Source material:

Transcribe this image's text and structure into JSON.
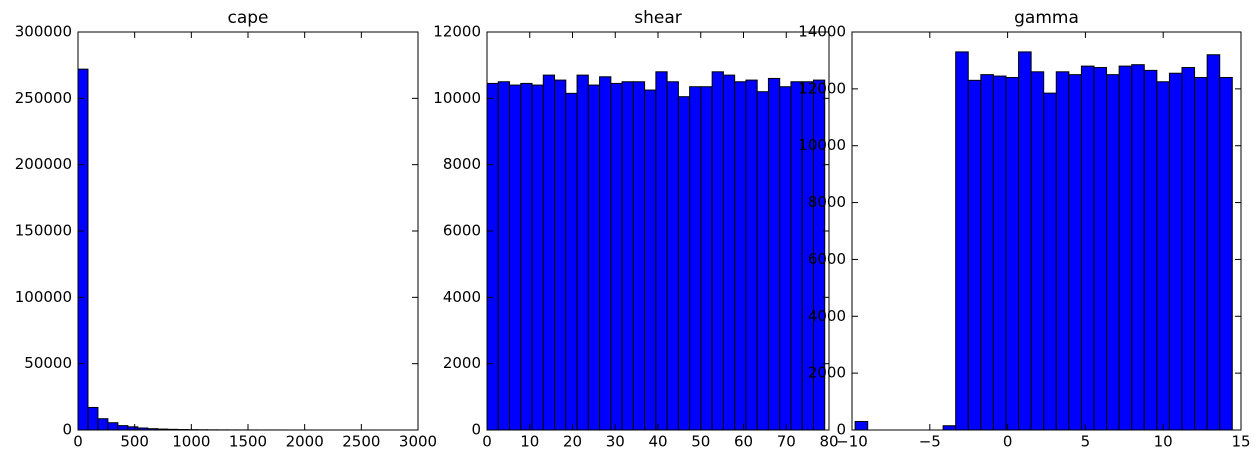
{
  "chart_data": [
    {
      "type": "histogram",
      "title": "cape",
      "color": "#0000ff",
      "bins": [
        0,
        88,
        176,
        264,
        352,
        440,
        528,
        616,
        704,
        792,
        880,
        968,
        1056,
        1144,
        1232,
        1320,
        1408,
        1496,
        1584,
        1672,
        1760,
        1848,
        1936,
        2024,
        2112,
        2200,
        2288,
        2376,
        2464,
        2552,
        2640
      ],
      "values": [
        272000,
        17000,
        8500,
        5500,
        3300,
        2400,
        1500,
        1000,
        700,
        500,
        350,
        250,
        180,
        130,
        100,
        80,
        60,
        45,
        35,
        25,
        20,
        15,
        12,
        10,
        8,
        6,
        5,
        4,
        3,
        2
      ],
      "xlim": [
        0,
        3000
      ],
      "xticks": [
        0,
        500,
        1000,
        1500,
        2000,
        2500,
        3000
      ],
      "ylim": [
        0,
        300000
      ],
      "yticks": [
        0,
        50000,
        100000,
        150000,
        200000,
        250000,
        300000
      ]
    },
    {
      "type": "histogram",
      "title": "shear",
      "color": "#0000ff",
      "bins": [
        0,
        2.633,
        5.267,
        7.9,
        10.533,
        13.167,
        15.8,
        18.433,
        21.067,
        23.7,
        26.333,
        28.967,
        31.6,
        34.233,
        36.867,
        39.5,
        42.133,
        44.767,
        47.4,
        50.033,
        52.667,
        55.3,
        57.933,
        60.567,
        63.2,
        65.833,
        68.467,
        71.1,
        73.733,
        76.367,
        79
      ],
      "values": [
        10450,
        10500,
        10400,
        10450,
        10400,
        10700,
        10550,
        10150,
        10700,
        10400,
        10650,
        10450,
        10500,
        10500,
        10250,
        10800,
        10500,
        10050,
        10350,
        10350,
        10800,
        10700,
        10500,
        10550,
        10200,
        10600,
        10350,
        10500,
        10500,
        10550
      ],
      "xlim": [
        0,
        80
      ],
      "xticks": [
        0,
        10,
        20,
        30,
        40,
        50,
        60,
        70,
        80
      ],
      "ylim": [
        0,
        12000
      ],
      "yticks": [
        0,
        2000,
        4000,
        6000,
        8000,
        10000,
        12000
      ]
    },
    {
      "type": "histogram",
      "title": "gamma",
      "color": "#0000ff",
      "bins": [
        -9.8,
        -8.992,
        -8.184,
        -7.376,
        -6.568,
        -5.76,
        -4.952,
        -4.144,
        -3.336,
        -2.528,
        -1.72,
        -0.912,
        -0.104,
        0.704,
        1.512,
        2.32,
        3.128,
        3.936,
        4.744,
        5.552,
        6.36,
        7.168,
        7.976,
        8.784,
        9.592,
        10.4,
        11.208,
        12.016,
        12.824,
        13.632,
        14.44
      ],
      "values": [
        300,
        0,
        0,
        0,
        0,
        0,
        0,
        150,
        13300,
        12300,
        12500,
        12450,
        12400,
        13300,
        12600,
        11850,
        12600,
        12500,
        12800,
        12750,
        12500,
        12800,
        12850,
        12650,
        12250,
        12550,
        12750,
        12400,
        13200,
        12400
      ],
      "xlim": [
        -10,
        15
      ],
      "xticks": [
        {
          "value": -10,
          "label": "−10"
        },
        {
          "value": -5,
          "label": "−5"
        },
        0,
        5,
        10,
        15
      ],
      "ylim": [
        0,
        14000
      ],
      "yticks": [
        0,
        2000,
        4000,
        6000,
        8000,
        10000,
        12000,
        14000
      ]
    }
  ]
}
...
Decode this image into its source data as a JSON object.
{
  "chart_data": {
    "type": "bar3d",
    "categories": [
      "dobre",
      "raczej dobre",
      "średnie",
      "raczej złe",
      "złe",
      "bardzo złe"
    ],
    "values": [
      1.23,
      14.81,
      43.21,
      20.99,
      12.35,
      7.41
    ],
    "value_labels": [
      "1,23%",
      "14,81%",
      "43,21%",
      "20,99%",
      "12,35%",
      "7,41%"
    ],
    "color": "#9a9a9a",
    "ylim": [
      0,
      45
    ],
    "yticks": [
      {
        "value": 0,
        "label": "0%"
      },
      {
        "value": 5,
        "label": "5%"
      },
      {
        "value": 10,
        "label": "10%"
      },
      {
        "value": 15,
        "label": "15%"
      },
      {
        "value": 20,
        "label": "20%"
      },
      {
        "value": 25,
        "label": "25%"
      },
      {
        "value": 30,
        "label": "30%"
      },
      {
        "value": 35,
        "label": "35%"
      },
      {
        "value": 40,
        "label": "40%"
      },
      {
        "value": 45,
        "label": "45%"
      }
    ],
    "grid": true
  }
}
* * *
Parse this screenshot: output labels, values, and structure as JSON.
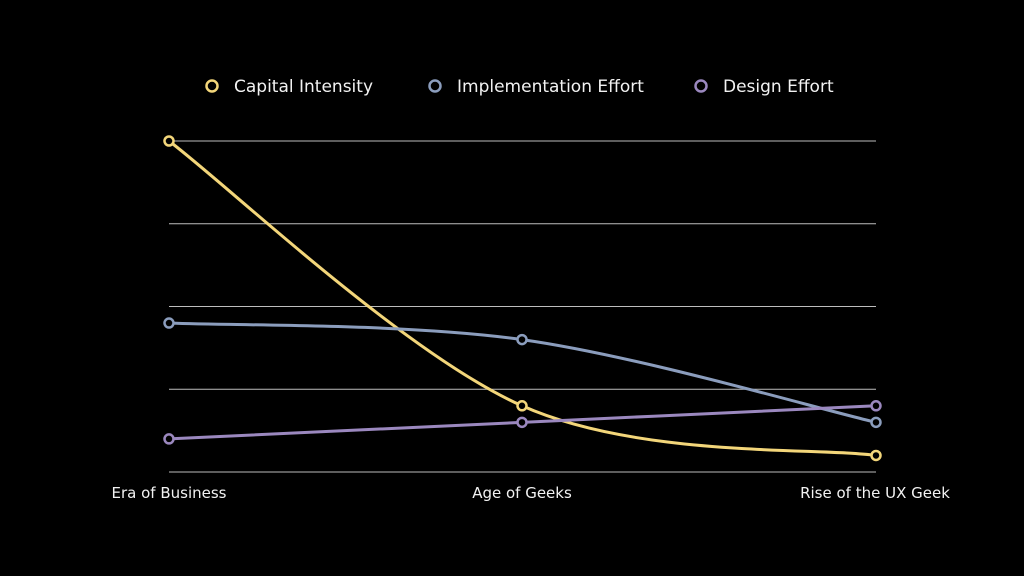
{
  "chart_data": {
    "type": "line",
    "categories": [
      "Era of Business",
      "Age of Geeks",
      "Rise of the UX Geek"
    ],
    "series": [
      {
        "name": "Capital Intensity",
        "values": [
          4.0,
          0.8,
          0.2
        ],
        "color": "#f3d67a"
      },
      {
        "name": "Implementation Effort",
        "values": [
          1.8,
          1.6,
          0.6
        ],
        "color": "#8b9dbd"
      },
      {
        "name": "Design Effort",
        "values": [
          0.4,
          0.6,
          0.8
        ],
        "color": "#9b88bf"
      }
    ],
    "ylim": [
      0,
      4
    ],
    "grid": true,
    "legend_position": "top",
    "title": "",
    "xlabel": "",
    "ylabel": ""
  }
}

Task brief: Every line of the listing that holds "this" should be found and copied.

Expected answer:
Transcribe this image's text and structure into JSON.
Decode this image into its source data as a JSON object.
Parse this screenshot: output labels, values, and structure as JSON.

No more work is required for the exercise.